**WHAT TO WORK ON**
Give an exact copy of every line, leaving images out.

[BEGIN DATA SHOWN]

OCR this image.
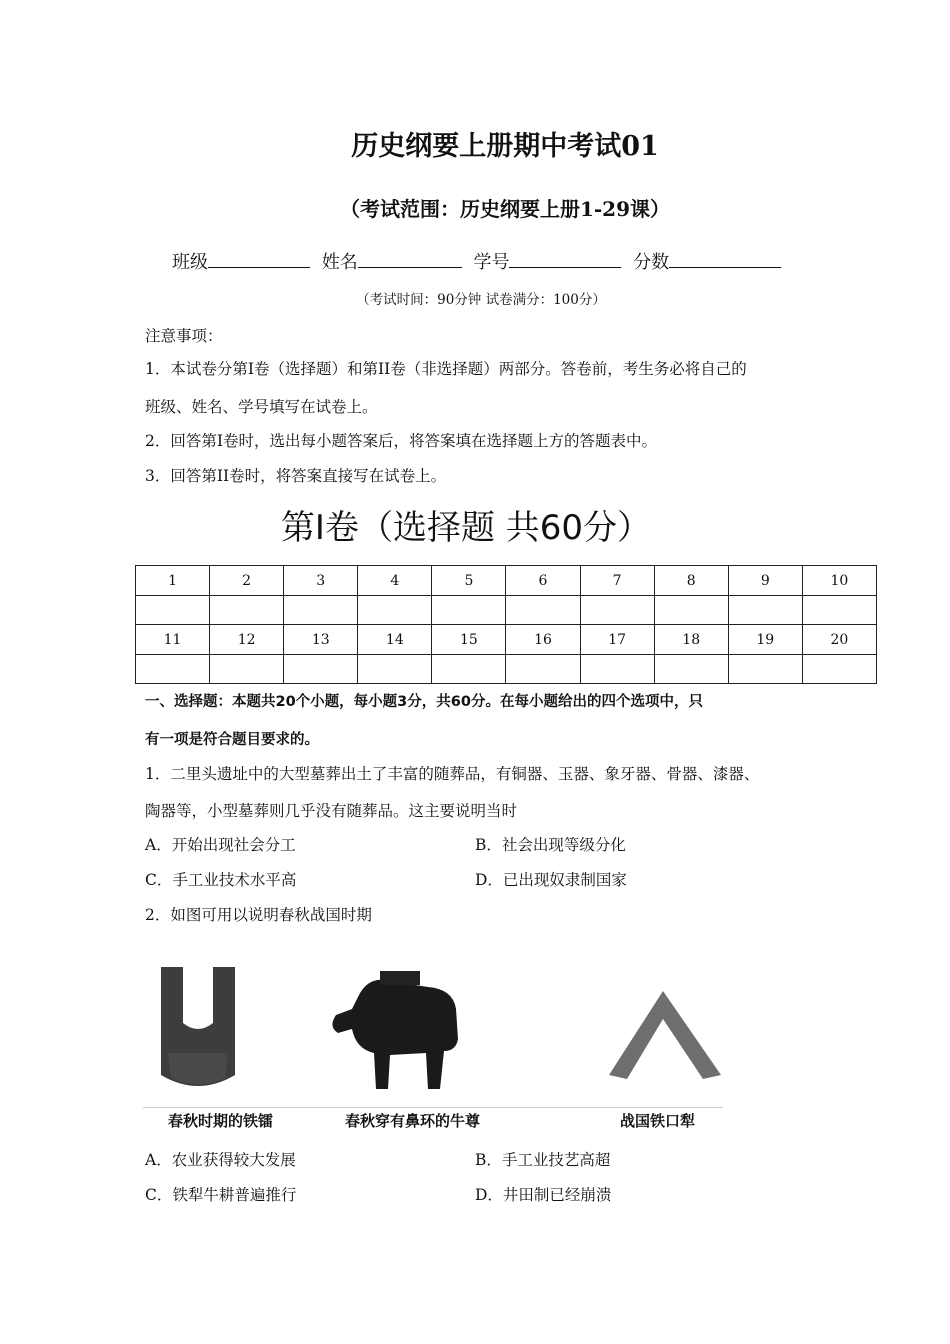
历史纲要上册期中考试01
（考试范围：历史纲要上册1-29课）
班级	姓名	学号	分数
（考试时间：90分钟 试卷满分：100分）
注意事项：
1．本试卷分第I卷（选择题）和第II卷（非选择题）两部分。答卷前，考生务必将自己的
班级、姓名、学号填写在试卷上。
2．回答第I卷时，选出每小题答案后，将答案填在选择题上方的答题表中。
3．回答第II卷时，将答案直接写在试卷上。
第Ⅰ卷（选择题 共60分）
1	2	3	4	5	6	7	8	9	10

11	12	13	14	15	16	17	18	19	20

一、选择题：本题共20个小题，每小题3分，共60分。在每小题给出的四个选项中，只
有一项是符合题目要求的。
1．二里头遗址中的大型墓葬出土了丰富的随葬品，有铜器、玉器、象牙器、骨器、漆器、
陶器等，小型墓葬则几乎没有随葬品。这主要说明当时
A．开始出现社会分工	B．社会出现等级分化
C．手工业技术水平高	D．已出现奴隶制国家
2．如图可用以说明春秋战国时期
春秋时期的铁镭	春秋穿有鼻环的牛尊	战国铁口犁
A．农业获得较大发展	B．手工业技艺高超
C．铁犁牛耕普遍推行	D．井田制已经崩溃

[END DATA SHOWN]

**EXERCISE RESULT**
OCR this image.
历史纲要上册期中考试01
（考试范围：历史纲要上册1-29课）
班级	姓名	学号	分数
（考试时间：90分钟 试卷满分：100分）
注意事项：
1．本试卷分第I卷（选择题）和第II卷（非选择题）两部分。答卷前，考生务必将自己的
班级、姓名、学号填写在试卷上。
2．回答第I卷时，选出每小题答案后，将答案填在选择题上方的答题表中。
3．回答第II卷时，将答案直接写在试卷上。
第Ⅰ卷（选择题 共60分）
1	2	3	4	5	6	7	8	9	10

11	12	13	14	15	16	17	18	19	20

一、选择题：本题共20个小题，每小题3分，共60分。在每小题给出的四个选项中，只
有一项是符合题目要求的。
1．二里头遗址中的大型墓葬出土了丰富的随葬品，有铜器、玉器、象牙器、骨器、漆器、
陶器等，小型墓葬则几乎没有随葬品。这主要说明当时
A．开始出现社会分工	B．社会出现等级分化
C．手工业技术水平高	D．已出现奴隶制国家
2．如图可用以说明春秋战国时期
春秋时期的铁镭	春秋穿有鼻环的牛尊	战国铁口犁
A．农业获得较大发展	B．手工业技艺高超
C．铁犁牛耕普遍推行	D．井田制已经崩溃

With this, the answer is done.